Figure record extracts
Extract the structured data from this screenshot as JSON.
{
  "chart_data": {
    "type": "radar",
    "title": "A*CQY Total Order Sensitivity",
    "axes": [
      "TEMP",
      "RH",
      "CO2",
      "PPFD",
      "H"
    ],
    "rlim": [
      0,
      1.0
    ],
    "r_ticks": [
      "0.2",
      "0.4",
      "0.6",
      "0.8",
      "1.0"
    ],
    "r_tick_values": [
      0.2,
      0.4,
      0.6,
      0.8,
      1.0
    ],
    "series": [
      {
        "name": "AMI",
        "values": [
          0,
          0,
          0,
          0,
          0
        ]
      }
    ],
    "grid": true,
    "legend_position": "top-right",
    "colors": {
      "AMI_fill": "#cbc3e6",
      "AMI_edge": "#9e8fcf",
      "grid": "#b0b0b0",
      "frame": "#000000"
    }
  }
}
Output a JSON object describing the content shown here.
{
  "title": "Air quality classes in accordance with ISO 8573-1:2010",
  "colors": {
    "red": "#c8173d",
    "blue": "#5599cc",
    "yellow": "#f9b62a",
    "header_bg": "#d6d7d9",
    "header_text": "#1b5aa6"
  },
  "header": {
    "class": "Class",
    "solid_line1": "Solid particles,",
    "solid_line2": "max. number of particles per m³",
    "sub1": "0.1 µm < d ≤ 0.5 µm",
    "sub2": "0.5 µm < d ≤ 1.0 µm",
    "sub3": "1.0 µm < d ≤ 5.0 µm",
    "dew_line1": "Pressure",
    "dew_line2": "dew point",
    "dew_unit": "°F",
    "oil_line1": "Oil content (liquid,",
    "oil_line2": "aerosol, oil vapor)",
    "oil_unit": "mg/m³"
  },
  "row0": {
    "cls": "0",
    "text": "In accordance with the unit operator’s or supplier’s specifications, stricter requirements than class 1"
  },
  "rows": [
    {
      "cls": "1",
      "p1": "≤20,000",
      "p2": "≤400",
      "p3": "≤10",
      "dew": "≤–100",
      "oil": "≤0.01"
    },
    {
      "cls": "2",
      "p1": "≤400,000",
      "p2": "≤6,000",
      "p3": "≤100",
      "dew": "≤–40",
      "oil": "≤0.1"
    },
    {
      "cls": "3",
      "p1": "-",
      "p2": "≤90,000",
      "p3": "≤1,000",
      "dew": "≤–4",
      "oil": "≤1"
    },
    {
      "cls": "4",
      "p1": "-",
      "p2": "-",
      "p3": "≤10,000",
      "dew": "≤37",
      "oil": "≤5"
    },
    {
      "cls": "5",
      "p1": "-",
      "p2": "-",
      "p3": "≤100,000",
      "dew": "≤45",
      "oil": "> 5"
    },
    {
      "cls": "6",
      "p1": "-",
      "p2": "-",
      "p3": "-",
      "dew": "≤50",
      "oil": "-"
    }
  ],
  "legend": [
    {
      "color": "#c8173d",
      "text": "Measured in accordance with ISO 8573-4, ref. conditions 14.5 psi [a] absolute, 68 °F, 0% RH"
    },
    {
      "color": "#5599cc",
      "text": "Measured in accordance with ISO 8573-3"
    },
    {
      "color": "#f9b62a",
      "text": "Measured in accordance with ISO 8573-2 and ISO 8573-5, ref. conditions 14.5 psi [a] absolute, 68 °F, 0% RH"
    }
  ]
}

What you should do
Copy out every line in the listing where the word "accordance" appears.

Full response
  "title": "Air quality classes in accordance with ISO 8573-1:2010",
    "text": "In accordance with the unit operator’s or supplier’s specifications, stricter requirements than class 1"
      "text": "Measured in accordance with ISO 8573-4, ref. conditions 14.5 psi [a] absolute, 68 °F, 0% RH"
      "text": "Measured in accordance with ISO 8573-3"
      "text": "Measured in accordance with ISO 8573-2 and ISO 8573-5, ref. conditions 14.5 psi [a] absolute, 68 °F, 0% RH"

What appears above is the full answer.